**PROBLEM DESCRIPTION:**
Your reply should be one number: the count of lines holding the word "tree".

**** TASK INPUTS ****

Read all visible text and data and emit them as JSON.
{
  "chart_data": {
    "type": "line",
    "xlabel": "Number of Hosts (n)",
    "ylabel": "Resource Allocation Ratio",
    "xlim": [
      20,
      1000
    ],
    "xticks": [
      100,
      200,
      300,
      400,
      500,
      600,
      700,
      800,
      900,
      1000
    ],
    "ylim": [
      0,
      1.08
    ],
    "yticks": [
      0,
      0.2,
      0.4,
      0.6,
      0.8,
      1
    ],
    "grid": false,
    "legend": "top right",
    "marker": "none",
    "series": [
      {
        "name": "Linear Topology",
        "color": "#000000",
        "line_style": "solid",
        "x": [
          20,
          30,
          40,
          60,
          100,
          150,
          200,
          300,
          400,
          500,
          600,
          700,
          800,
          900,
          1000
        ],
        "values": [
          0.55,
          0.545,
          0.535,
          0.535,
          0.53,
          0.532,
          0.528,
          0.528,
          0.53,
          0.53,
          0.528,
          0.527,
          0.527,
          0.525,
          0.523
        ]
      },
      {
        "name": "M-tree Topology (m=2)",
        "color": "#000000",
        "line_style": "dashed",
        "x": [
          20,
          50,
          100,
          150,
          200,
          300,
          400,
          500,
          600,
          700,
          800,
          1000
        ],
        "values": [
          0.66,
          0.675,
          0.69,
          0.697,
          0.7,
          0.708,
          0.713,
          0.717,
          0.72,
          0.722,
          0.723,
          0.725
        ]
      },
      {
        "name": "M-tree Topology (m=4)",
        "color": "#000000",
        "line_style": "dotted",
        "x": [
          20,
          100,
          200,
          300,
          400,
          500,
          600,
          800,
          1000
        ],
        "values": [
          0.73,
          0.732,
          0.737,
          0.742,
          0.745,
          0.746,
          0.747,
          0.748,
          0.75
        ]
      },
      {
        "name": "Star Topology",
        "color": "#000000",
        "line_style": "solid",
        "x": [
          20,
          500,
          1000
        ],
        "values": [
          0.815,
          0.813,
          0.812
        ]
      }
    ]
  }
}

****

**RESPONSE:**
2